_Stated goal_:
Every entry that follows needs to be repeated exactly.

_Supplied information_:

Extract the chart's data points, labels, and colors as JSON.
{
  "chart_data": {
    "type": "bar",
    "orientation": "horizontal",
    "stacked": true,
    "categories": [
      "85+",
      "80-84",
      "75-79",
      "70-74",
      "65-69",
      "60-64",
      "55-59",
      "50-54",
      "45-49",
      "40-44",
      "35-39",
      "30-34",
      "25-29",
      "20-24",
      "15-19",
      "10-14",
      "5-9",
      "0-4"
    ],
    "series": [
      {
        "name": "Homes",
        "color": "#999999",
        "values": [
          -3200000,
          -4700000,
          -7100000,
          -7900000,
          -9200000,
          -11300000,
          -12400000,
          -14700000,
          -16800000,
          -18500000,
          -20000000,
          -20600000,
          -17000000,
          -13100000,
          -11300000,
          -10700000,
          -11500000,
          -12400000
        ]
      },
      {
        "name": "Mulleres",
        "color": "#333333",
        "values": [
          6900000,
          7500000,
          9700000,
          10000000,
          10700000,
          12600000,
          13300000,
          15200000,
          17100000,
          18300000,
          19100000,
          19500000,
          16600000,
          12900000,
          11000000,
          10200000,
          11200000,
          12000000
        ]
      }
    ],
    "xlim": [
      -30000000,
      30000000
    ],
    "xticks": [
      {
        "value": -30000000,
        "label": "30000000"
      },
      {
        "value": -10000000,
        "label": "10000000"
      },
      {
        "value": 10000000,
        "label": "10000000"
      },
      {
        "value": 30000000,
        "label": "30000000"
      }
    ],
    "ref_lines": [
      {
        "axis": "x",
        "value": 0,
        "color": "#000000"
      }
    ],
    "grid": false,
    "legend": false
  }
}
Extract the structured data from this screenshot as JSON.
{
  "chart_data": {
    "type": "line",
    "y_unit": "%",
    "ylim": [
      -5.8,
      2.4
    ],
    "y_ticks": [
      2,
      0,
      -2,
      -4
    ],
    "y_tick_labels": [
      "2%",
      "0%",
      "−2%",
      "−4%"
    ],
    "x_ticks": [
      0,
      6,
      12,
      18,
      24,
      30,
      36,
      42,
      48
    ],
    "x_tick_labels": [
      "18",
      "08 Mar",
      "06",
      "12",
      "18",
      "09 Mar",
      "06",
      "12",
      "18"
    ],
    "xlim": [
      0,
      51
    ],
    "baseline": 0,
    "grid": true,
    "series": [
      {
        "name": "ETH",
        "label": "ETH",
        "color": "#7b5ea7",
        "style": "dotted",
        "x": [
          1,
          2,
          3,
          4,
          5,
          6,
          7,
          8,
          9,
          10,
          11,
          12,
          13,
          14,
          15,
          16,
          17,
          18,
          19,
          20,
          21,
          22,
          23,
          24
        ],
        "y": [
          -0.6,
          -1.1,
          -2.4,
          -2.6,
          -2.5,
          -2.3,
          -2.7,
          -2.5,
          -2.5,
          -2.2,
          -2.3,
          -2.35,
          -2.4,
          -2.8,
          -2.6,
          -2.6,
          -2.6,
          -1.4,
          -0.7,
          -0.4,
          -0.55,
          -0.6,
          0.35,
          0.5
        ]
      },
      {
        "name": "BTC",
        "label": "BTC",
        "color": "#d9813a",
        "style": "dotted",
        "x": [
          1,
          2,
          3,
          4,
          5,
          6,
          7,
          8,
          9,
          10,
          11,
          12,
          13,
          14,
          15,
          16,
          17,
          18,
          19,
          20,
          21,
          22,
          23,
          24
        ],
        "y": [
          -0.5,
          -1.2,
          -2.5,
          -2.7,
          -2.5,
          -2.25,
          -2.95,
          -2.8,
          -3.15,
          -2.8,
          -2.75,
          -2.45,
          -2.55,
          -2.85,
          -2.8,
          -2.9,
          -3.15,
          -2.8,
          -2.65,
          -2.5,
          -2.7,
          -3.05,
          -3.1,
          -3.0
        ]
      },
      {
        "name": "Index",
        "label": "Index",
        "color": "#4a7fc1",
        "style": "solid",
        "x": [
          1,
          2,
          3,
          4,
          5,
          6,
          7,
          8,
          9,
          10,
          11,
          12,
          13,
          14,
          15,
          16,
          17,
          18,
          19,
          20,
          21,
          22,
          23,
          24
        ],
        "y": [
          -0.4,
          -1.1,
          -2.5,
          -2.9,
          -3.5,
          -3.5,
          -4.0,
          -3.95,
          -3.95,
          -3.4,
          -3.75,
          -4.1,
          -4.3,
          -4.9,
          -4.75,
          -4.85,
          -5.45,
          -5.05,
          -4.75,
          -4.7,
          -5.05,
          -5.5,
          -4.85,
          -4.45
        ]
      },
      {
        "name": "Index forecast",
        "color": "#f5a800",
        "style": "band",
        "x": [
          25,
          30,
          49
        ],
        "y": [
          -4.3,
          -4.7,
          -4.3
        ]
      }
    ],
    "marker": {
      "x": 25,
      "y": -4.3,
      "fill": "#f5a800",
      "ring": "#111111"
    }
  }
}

_Problem solution_:
Extract the chart's data points, labels, and colors as JSON.
{
  "chart_data": {
    "type": "bar",
    "orientation": "horizontal",
    "stacked": true,
    "categories": [
      "85+",
      "80-84",
      "75-79",
      "70-74",
      "65-69",
      "60-64",
      "55-59",
      "50-54",
      "45-49",
      "40-44",
      "35-39",
      "30-34",
      "25-29",
      "20-24",
      "15-19",
      "10-14",
      "5-9",
      "0-4"
    ],
    "series": [
      {
        "name": "Homes",
        "color": "#999999",
        "values": [
          -3200000,
          -4700000,
          -7100000,
          -7900000,
          -9200000,
          -11300000,
          -12400000,
          -14700000,
          -16800000,
          -18500000,
          -20000000,
          -20600000,
          -17000000,
          -13100000,
          -11300000,
          -10700000,
          -11500000,
          -12400000
        ]
      },
      {
        "name": "Mulleres",
        "color": "#333333",
        "values": [
          6900000,
          7500000,
          9700000,
          10000000,
          10700000,
          12600000,
          13300000,
          15200000,
          17100000,
          18300000,
          19100000,
          19500000,
          16600000,
          12900000,
          11000000,
          10200000,
          11200000,
          12000000
        ]
      }
    ],
    "xlim": [
      -30000000,
      30000000
    ],
    "xticks": [
      {
        "value": -30000000,
        "label": "30000000"
      },
      {
        "value": -10000000,
        "label": "10000000"
      },
      {
        "value": 10000000,
        "label": "10000000"
      },
      {
        "value": 30000000,
        "label": "30000000"
      }
    ],
    "ref_lines": [
      {
        "axis": "x",
        "value": 0,
        "color": "#000000"
      }
    ],
    "grid": false,
    "legend": false
  }
}
Extract the structured data from this screenshot as JSON.
{
  "chart_data": {
    "type": "line",
    "y_unit": "%",
    "ylim": [
      -5.8,
      2.4
    ],
    "y_ticks": [
      2,
      0,
      -2,
      -4
    ],
    "y_tick_labels": [
      "2%",
      "0%",
      "−2%",
      "−4%"
    ],
    "x_ticks": [
      0,
      6,
      12,
      18,
      24,
      30,
      36,
      42,
      48
    ],
    "x_tick_labels": [
      "18",
      "08 Mar",
      "06",
      "12",
      "18",
      "09 Mar",
      "06",
      "12",
      "18"
    ],
    "xlim": [
      0,
      51
    ],
    "baseline": 0,
    "grid": true,
    "series": [
      {
        "name": "ETH",
        "label": "ETH",
        "color": "#7b5ea7",
        "style": "dotted",
        "x": [
          1,
          2,
          3,
          4,
          5,
          6,
          7,
          8,
          9,
          10,
          11,
          12,
          13,
          14,
          15,
          16,
          17,
          18,
          19,
          20,
          21,
          22,
          23,
          24
        ],
        "y": [
          -0.6,
          -1.1,
          -2.4,
          -2.6,
          -2.5,
          -2.3,
          -2.7,
          -2.5,
          -2.5,
          -2.2,
          -2.3,
          -2.35,
          -2.4,
          -2.8,
          -2.6,
          -2.6,
          -2.6,
          -1.4,
          -0.7,
          -0.4,
          -0.55,
          -0.6,
          0.35,
          0.5
        ]
      },
      {
        "name": "BTC",
        "label": "BTC",
        "color": "#d9813a",
        "style": "dotted",
        "x": [
          1,
          2,
          3,
          4,
          5,
          6,
          7,
          8,
          9,
          10,
          11,
          12,
          13,
          14,
          15,
          16,
          17,
          18,
          19,
          20,
          21,
          22,
          23,
          24
        ],
        "y": [
          -0.5,
          -1.2,
          -2.5,
          -2.7,
          -2.5,
          -2.25,
          -2.95,
          -2.8,
          -3.15,
          -2.8,
          -2.75,
          -2.45,
          -2.55,
          -2.85,
          -2.8,
          -2.9,
          -3.15,
          -2.8,
          -2.65,
          -2.5,
          -2.7,
          -3.05,
          -3.1,
          -3.0
        ]
      },
      {
        "name": "Index",
        "label": "Index",
        "color": "#4a7fc1",
        "style": "solid",
        "x": [
          1,
          2,
          3,
          4,
          5,
          6,
          7,
          8,
          9,
          10,
          11,
          12,
          13,
          14,
          15,
          16,
          17,
          18,
          19,
          20,
          21,
          22,
          23,
          24
        ],
        "y": [
          -0.4,
          -1.1,
          -2.5,
          -2.9,
          -3.5,
          -3.5,
          -4.0,
          -3.95,
          -3.95,
          -3.4,
          -3.75,
          -4.1,
          -4.3,
          -4.9,
          -4.75,
          -4.85,
          -5.45,
          -5.05,
          -4.75,
          -4.7,
          -5.05,
          -5.5,
          -4.85,
          -4.45
        ]
      },
      {
        "name": "Index forecast",
        "color": "#f5a800",
        "style": "band",
        "x": [
          25,
          30,
          49
        ],
        "y": [
          -4.3,
          -4.7,
          -4.3
        ]
      }
    ],
    "marker": {
      "x": 25,
      "y": -4.3,
      "fill": "#f5a800",
      "ring": "#111111"
    }
  }
}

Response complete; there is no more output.